▶ **Instruction**
Copy the full set of lines exactly as given.

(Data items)
# # #

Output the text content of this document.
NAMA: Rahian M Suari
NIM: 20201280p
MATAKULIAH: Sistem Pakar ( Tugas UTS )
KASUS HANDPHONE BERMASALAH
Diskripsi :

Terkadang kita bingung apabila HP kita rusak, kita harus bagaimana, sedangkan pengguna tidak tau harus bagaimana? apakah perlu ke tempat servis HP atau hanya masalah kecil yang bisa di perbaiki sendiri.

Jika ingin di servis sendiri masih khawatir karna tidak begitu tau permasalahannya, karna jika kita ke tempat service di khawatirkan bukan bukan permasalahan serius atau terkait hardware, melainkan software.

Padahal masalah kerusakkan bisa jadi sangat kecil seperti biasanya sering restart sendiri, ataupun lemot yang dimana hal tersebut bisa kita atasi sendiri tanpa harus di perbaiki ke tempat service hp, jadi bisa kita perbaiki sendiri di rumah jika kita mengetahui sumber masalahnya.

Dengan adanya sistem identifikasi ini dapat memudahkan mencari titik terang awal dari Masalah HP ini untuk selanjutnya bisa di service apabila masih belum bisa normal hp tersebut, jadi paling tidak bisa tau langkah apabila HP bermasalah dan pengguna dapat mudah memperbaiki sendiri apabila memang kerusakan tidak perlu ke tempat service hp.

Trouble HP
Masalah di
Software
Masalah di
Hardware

# # #

▶ **Exercise result**
Output the text content of this document.
NAMA: Rahian M Suari
NIM: 20201280p
MATAKULIAH: Sistem Pakar ( Tugas UTS )
KASUS HANDPHONE BERMASALAH
Diskripsi :

Terkadang kita bingung apabila HP kita rusak, kita harus bagaimana, sedangkan pengguna tidak tau harus bagaimana? apakah perlu ke tempat servis HP atau hanya masalah kecil yang bisa di perbaiki sendiri.

Jika ingin di servis sendiri masih khawatir karna tidak begitu tau permasalahannya, karna jika kita ke tempat service di khawatirkan bukan bukan permasalahan serius atau terkait hardware, melainkan software.

Padahal masalah kerusakkan bisa jadi sangat kecil seperti biasanya sering restart sendiri, ataupun lemot yang dimana hal tersebut bisa kita atasi sendiri tanpa harus di perbaiki ke tempat service hp, jadi bisa kita perbaiki sendiri di rumah jika kita mengetahui sumber masalahnya.

Dengan adanya sistem identifikasi ini dapat memudahkan mencari titik terang awal dari Masalah HP ini untuk selanjutnya bisa di service apabila masih belum bisa normal hp tersebut, jadi paling tidak bisa tau langkah apabila HP bermasalah dan pengguna dapat mudah memperbaiki sendiri apabila memang kerusakan tidak perlu ke tempat service hp.

Trouble HP
Masalah di
Software
Masalah di
Hardware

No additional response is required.